▶ _Given problem_:
Give the number of lines holding the string "entsteht" and nothing more.
┌─ Data to use
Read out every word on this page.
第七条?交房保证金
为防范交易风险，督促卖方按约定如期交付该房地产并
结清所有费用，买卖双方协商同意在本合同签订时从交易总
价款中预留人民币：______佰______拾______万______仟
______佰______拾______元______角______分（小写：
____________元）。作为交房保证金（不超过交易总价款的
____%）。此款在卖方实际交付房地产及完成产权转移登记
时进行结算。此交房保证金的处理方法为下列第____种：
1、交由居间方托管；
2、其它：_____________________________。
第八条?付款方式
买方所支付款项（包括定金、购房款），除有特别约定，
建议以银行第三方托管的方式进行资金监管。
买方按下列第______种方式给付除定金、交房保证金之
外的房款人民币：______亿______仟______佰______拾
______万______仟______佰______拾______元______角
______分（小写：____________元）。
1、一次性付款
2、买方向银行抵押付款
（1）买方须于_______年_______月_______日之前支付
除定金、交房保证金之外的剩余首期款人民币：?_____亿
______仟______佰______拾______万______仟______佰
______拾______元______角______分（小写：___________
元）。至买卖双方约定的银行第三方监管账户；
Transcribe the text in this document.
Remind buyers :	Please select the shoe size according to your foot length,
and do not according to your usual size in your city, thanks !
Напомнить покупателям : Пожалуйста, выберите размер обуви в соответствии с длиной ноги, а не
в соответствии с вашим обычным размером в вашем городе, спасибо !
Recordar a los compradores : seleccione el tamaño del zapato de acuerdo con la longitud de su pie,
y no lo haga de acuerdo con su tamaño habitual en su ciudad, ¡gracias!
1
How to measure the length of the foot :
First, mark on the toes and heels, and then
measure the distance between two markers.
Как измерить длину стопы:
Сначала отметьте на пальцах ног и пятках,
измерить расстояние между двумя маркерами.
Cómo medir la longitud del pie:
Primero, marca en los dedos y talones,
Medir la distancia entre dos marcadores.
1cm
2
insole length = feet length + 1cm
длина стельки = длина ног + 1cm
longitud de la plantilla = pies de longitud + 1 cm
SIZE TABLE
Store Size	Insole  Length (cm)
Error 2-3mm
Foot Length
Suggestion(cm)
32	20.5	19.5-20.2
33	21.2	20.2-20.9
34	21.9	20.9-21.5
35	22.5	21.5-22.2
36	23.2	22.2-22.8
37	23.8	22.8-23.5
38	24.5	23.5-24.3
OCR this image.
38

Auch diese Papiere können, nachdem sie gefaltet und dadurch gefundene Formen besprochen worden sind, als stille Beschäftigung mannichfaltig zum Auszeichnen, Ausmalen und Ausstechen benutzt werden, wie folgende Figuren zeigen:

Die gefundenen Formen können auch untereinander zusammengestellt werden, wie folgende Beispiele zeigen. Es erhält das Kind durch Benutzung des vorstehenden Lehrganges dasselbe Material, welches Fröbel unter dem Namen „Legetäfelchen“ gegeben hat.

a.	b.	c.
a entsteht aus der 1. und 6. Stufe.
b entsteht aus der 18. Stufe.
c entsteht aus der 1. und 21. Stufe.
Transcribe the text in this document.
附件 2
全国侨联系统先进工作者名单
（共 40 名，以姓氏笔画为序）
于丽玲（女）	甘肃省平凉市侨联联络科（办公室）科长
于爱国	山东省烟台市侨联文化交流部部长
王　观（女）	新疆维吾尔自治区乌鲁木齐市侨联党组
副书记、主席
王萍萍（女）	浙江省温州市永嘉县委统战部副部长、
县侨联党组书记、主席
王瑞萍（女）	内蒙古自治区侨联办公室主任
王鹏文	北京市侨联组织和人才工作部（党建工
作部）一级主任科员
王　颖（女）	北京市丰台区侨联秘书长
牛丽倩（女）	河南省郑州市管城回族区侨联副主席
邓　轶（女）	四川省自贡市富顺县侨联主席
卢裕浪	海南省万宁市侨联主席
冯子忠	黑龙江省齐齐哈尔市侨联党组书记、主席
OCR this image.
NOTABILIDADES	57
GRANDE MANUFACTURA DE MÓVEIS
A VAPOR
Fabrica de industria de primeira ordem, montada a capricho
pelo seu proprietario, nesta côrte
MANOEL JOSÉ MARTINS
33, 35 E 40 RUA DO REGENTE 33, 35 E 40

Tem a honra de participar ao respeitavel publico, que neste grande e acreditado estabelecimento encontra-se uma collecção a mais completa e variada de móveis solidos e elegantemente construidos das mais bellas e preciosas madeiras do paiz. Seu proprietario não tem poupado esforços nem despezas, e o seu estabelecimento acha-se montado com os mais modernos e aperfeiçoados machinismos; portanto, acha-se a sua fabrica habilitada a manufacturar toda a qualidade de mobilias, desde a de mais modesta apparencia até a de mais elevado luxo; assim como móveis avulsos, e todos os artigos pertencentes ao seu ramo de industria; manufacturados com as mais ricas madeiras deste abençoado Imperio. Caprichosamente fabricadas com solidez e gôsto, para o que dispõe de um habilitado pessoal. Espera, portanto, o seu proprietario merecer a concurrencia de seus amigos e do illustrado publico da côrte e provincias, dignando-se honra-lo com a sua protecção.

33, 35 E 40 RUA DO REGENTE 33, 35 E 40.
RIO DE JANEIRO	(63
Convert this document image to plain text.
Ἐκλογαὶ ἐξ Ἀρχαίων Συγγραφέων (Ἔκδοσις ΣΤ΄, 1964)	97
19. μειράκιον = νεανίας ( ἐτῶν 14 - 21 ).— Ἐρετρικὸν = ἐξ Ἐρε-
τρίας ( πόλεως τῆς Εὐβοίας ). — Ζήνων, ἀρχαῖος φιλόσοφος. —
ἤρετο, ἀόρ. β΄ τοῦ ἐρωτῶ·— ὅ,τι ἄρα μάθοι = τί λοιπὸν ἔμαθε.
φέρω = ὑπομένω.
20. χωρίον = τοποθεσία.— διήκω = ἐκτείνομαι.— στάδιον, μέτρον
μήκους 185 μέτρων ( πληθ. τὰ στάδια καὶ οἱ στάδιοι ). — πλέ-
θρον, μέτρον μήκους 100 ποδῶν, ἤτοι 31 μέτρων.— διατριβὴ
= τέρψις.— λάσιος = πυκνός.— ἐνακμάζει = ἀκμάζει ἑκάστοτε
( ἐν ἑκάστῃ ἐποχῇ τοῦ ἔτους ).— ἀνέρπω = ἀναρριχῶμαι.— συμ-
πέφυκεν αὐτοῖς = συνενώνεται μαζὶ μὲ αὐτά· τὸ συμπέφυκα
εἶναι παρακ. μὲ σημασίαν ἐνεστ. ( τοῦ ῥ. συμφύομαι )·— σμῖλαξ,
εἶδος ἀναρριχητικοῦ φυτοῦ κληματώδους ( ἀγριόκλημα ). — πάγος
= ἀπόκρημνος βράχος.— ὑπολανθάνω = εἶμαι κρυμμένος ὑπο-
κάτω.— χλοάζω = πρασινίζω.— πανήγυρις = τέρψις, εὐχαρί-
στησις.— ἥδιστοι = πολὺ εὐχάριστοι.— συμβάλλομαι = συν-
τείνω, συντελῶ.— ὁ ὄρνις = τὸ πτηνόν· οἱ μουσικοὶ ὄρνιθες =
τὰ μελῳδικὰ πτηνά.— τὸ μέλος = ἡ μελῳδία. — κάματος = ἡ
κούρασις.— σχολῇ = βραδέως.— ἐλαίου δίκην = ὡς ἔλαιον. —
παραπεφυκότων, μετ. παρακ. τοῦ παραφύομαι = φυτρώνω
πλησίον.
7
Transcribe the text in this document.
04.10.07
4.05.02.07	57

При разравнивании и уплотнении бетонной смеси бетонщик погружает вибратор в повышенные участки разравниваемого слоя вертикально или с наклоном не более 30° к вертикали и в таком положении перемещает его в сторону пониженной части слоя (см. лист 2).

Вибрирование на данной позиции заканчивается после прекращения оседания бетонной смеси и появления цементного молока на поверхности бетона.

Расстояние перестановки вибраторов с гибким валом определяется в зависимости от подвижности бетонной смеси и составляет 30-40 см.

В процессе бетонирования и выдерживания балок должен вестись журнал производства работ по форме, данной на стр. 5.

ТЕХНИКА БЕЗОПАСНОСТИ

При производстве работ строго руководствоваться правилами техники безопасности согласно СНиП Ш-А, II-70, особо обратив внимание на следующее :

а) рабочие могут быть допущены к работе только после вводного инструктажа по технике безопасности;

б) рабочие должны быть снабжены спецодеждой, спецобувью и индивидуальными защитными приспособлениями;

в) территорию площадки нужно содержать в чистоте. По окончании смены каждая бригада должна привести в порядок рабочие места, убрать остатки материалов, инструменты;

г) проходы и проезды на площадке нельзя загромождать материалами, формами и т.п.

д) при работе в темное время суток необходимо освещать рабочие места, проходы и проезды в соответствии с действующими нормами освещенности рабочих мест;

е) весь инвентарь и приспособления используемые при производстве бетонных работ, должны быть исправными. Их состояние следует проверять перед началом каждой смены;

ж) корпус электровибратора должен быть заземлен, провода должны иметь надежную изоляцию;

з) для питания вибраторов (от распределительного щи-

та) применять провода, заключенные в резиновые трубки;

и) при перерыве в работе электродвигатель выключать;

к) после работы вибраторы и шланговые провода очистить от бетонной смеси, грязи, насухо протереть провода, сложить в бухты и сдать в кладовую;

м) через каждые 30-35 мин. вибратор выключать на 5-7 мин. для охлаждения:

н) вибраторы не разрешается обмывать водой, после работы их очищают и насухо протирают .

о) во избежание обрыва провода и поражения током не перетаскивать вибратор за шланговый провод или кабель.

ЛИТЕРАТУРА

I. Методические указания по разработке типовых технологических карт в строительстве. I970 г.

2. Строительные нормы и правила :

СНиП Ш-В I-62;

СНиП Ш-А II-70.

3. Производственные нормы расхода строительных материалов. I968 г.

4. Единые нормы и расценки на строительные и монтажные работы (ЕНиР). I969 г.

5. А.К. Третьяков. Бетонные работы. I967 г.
└─
▶ _Exercise solution_:
3